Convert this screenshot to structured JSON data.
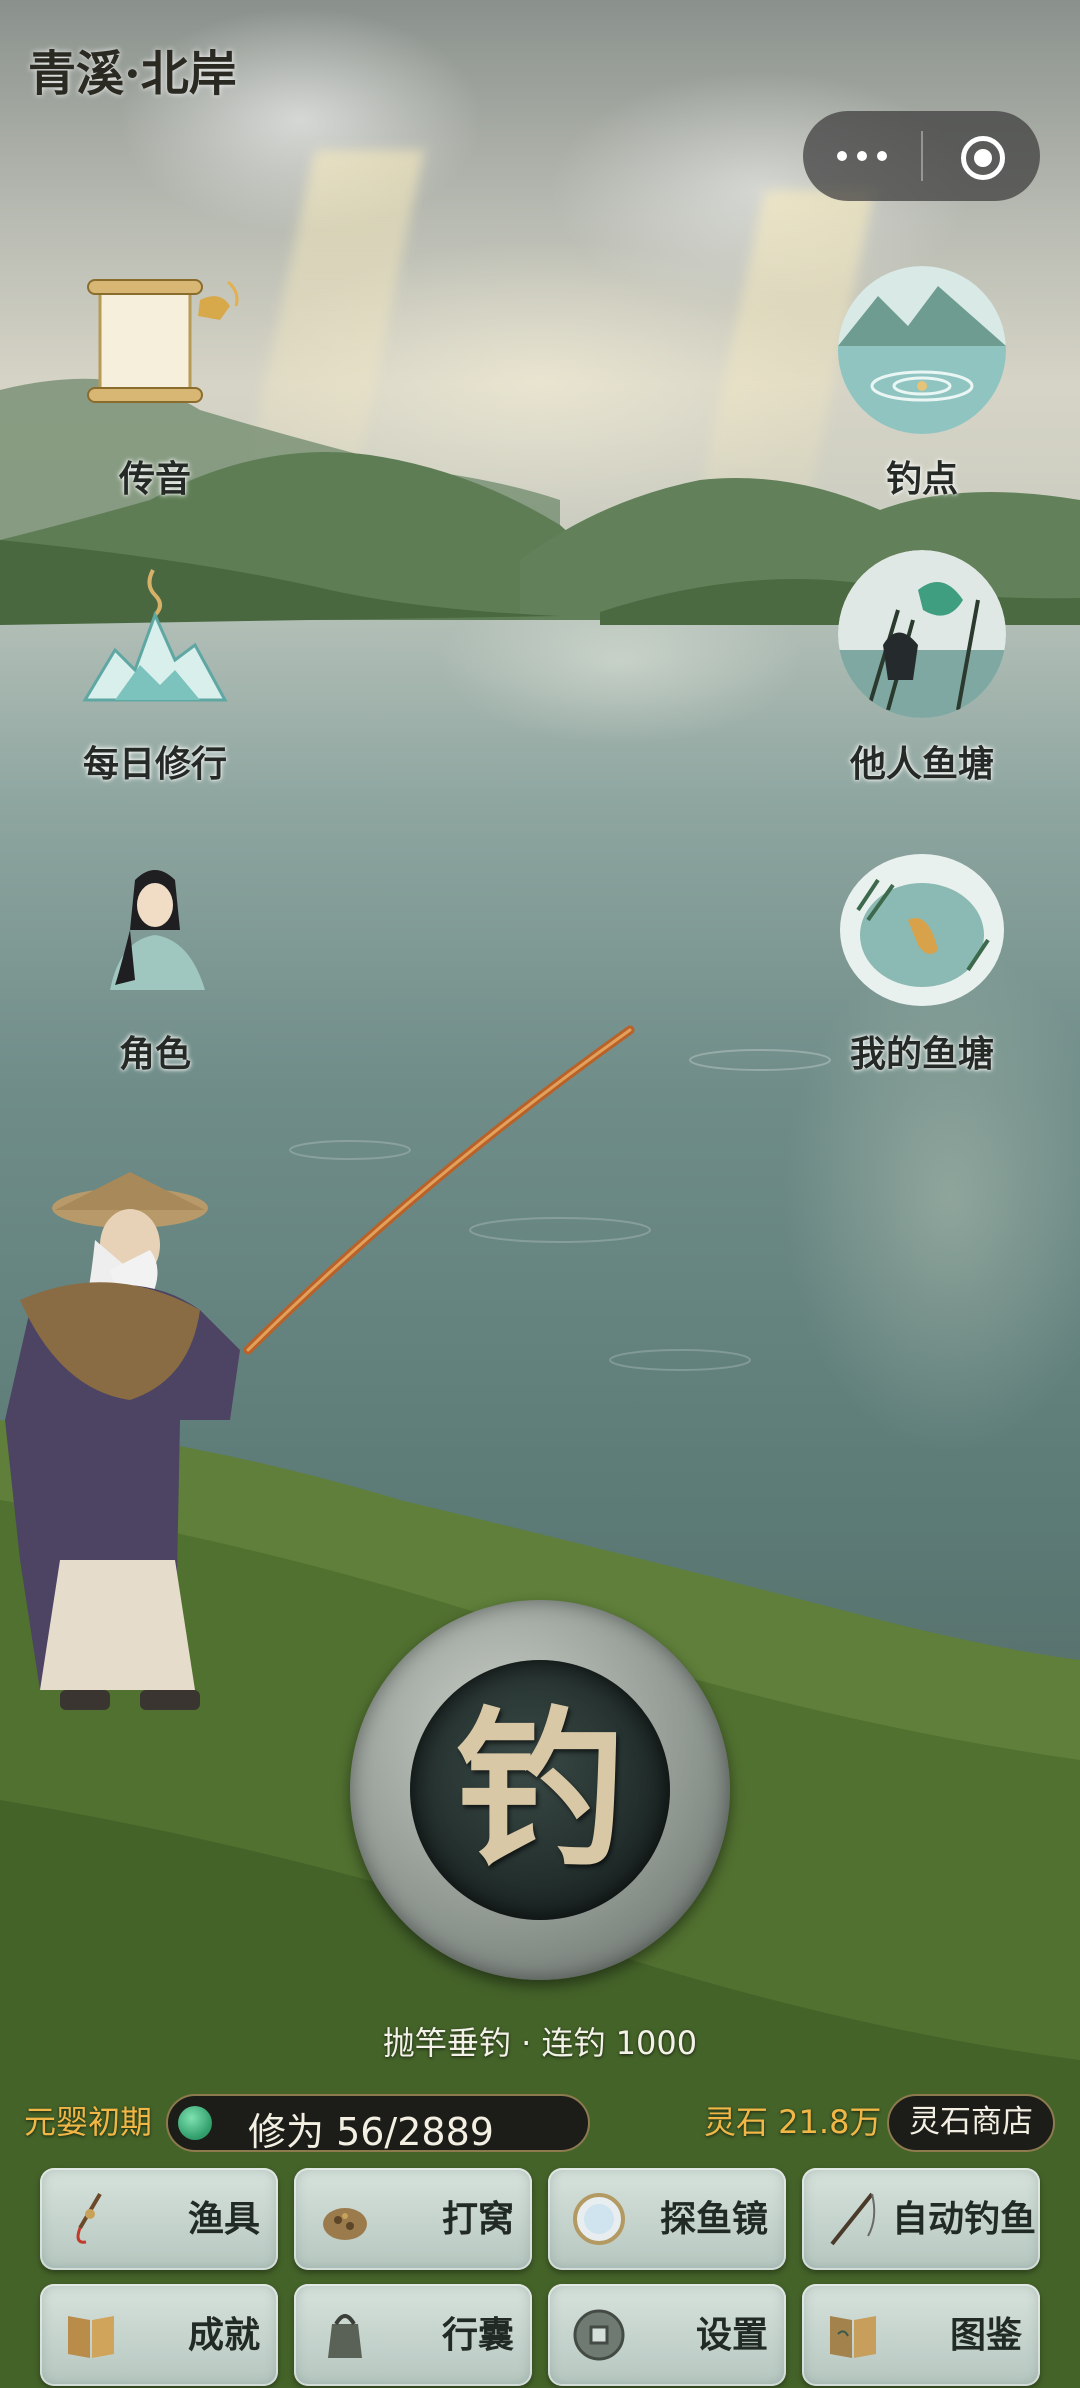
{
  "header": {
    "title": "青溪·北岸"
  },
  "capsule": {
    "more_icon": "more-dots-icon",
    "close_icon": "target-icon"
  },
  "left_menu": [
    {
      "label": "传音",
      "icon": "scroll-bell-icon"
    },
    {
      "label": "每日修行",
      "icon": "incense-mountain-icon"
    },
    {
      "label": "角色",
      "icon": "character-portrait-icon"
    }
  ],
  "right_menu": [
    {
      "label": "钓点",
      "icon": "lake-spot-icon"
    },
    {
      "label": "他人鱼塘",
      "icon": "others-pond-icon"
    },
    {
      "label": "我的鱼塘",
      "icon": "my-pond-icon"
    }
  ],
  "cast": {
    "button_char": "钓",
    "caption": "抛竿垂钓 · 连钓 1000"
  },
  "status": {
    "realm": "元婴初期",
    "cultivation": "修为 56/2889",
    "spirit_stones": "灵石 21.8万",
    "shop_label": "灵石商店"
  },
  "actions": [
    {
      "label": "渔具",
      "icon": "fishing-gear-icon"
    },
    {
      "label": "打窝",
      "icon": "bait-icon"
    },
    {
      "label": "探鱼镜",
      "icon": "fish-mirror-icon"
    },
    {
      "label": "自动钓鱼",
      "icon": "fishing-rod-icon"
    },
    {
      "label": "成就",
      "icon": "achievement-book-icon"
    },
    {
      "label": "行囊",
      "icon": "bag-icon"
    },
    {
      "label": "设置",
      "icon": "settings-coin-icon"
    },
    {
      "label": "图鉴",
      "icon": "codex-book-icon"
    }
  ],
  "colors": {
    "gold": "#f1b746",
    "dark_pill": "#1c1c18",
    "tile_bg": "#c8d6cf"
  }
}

* **WORK TO BE COMPLETED**
Without including the pictures, reproduce all entries exactly.

* **ANSWER FOR THIS EXERCISE**
Convert this screenshot to structured JSON data.
{
  "header": {
    "title": "青溪·北岸"
  },
  "capsule": {
    "more_icon": "more-dots-icon",
    "close_icon": "target-icon"
  },
  "left_menu": [
    {
      "label": "传音",
      "icon": "scroll-bell-icon"
    },
    {
      "label": "每日修行",
      "icon": "incense-mountain-icon"
    },
    {
      "label": "角色",
      "icon": "character-portrait-icon"
    }
  ],
  "right_menu": [
    {
      "label": "钓点",
      "icon": "lake-spot-icon"
    },
    {
      "label": "他人鱼塘",
      "icon": "others-pond-icon"
    },
    {
      "label": "我的鱼塘",
      "icon": "my-pond-icon"
    }
  ],
  "cast": {
    "button_char": "钓",
    "caption": "抛竿垂钓 · 连钓 1000"
  },
  "status": {
    "realm": "元婴初期",
    "cultivation": "修为 56/2889",
    "spirit_stones": "灵石 21.8万",
    "shop_label": "灵石商店"
  },
  "actions": [
    {
      "label": "渔具",
      "icon": "fishing-gear-icon"
    },
    {
      "label": "打窝",
      "icon": "bait-icon"
    },
    {
      "label": "探鱼镜",
      "icon": "fish-mirror-icon"
    },
    {
      "label": "自动钓鱼",
      "icon": "fishing-rod-icon"
    },
    {
      "label": "成就",
      "icon": "achievement-book-icon"
    },
    {
      "label": "行囊",
      "icon": "bag-icon"
    },
    {
      "label": "设置",
      "icon": "settings-coin-icon"
    },
    {
      "label": "图鉴",
      "icon": "codex-book-icon"
    }
  ],
  "colors": {
    "gold": "#f1b746",
    "dark_pill": "#1c1c18",
    "tile_bg": "#c8d6cf"
  }
}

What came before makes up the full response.